> [Aim of the exercise] Quote the records beneath, complete and exact. Leave out images.

[Collected data entries]

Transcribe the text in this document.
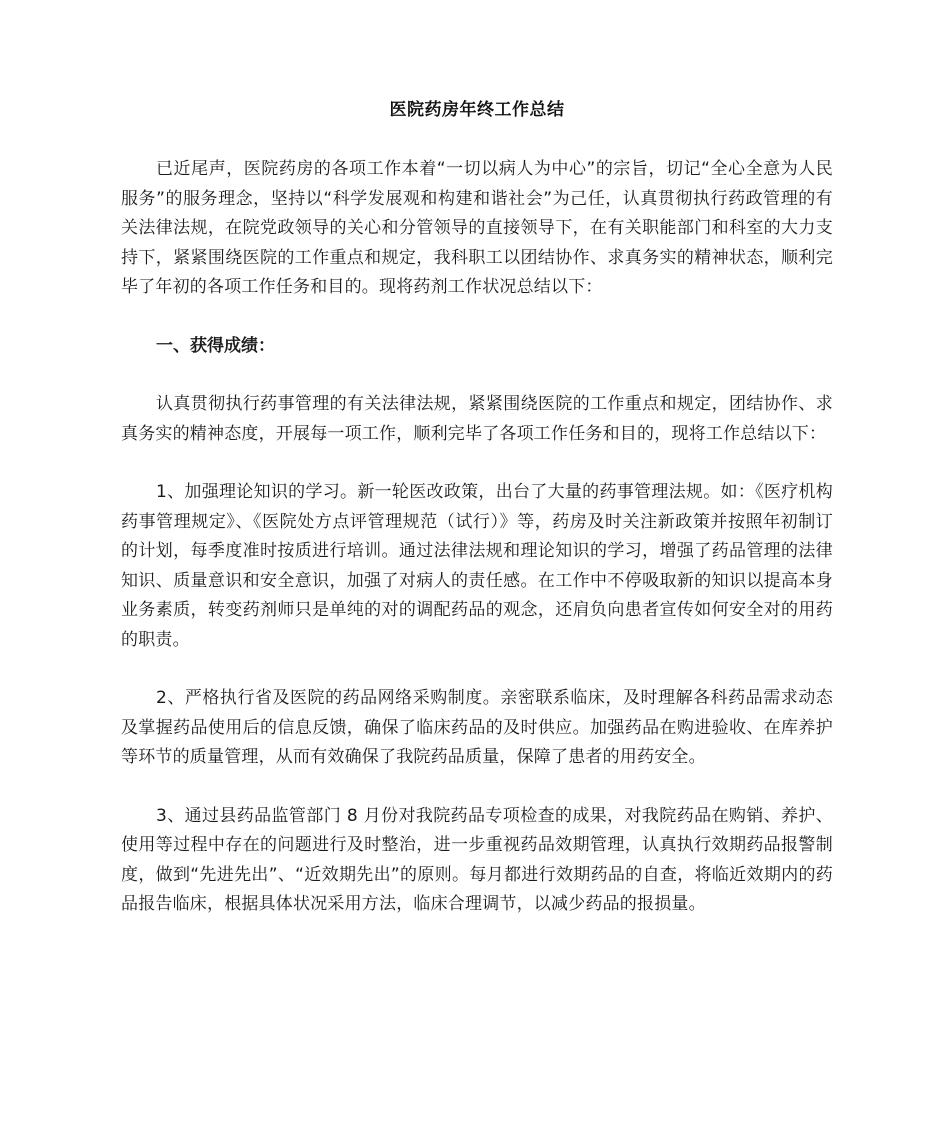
医院药房年终工作总结

已近尾声，医院药房的各项工作本着“一切以病人为中心”的宗旨，切记“全心全意为人民服务”的服务理念，坚持以“科学发展观和构建和谐社会”为己任，认真贯彻执行药政管理的有关法律法规，在院党政领导的关心和分管领导的直接领导下，在有关职能部门和科室的大力支持下，紧紧围绕医院的工作重点和规定，我科职工以团结协作、求真务实的精神状态，顺利完毕了年初的各项工作任务和目的。现将药剂工作状况总结以下：

一、获得成绩：

认真贯彻执行药事管理的有关法律法规，紧紧围绕医院的工作重点和规定，团结协作、求真务实的精神态度，开展每一项工作，顺利完毕了各项工作任务和目的，现将工作总结以下：

1、加强理论知识的学习。新一轮医改政策，出台了大量的药事管理法规。如：《医疗机构药事管理规定》、《医院处方点评管理规范（试行）》等，药房及时关注新政策并按照年初制订的计划，每季度准时按质进行培训。通过法律法规和理论知识的学习，增强了药品管理的法律知识、质量意识和安全意识，加强了对病人的责任感。在工作中不停吸取新的知识以提高本身业务素质，转变药剂师只是单纯的对的调配药品的观念，还肩负向患者宣传如何安全对的用药的职责。

2、严格执行省及医院的药品网络采购制度。亲密联系临床，及时理解各科药品需求动态及掌握药品使用后的信息反馈，确保了临床药品的及时供应。加强药品在购进验收、在库养护等环节的质量管理，从而有效确保了我院药品质量，保障了患者的用药安全。

3、通过县药品监管部门 8 月份对我院药品专项检查的成果，对我院药品在购销、养护、使用等过程中存在的问题进行及时整治，进一步重视药品效期管理，认真执行效期药品报警制度，做到“先进先出”、“近效期先出”的原则。每月都进行效期药品的自查，将临近效期内的药品报告临床，根据具体状况采用方法，临床合理调节，以减少药品的报损量。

> [Worked answer]
Transcribe the text in this document.
医院药房年终工作总结

已近尾声，医院药房的各项工作本着“一切以病人为中心”的宗旨，切记“全心全意为人民服务”的服务理念，坚持以“科学发展观和构建和谐社会”为己任，认真贯彻执行药政管理的有关法律法规，在院党政领导的关心和分管领导的直接领导下，在有关职能部门和科室的大力支持下，紧紧围绕医院的工作重点和规定，我科职工以团结协作、求真务实的精神状态，顺利完毕了年初的各项工作任务和目的。现将药剂工作状况总结以下：

一、获得成绩：

认真贯彻执行药事管理的有关法律法规，紧紧围绕医院的工作重点和规定，团结协作、求真务实的精神态度，开展每一项工作，顺利完毕了各项工作任务和目的，现将工作总结以下：

1、加强理论知识的学习。新一轮医改政策，出台了大量的药事管理法规。如：《医疗机构药事管理规定》、《医院处方点评管理规范（试行）》等，药房及时关注新政策并按照年初制订的计划，每季度准时按质进行培训。通过法律法规和理论知识的学习，增强了药品管理的法律知识、质量意识和安全意识，加强了对病人的责任感。在工作中不停吸取新的知识以提高本身业务素质，转变药剂师只是单纯的对的调配药品的观念，还肩负向患者宣传如何安全对的用药的职责。

2、严格执行省及医院的药品网络采购制度。亲密联系临床，及时理解各科药品需求动态及掌握药品使用后的信息反馈，确保了临床药品的及时供应。加强药品在购进验收、在库养护等环节的质量管理，从而有效确保了我院药品质量，保障了患者的用药安全。

3、通过县药品监管部门 8 月份对我院药品专项检查的成果，对我院药品在购销、养护、使用等过程中存在的问题进行及时整治，进一步重视药品效期管理，认真执行效期药品报警制度，做到“先进先出”、“近效期先出”的原则。每月都进行效期药品的自查，将临近效期内的药品报告临床，根据具体状况采用方法，临床合理调节，以减少药品的报损量。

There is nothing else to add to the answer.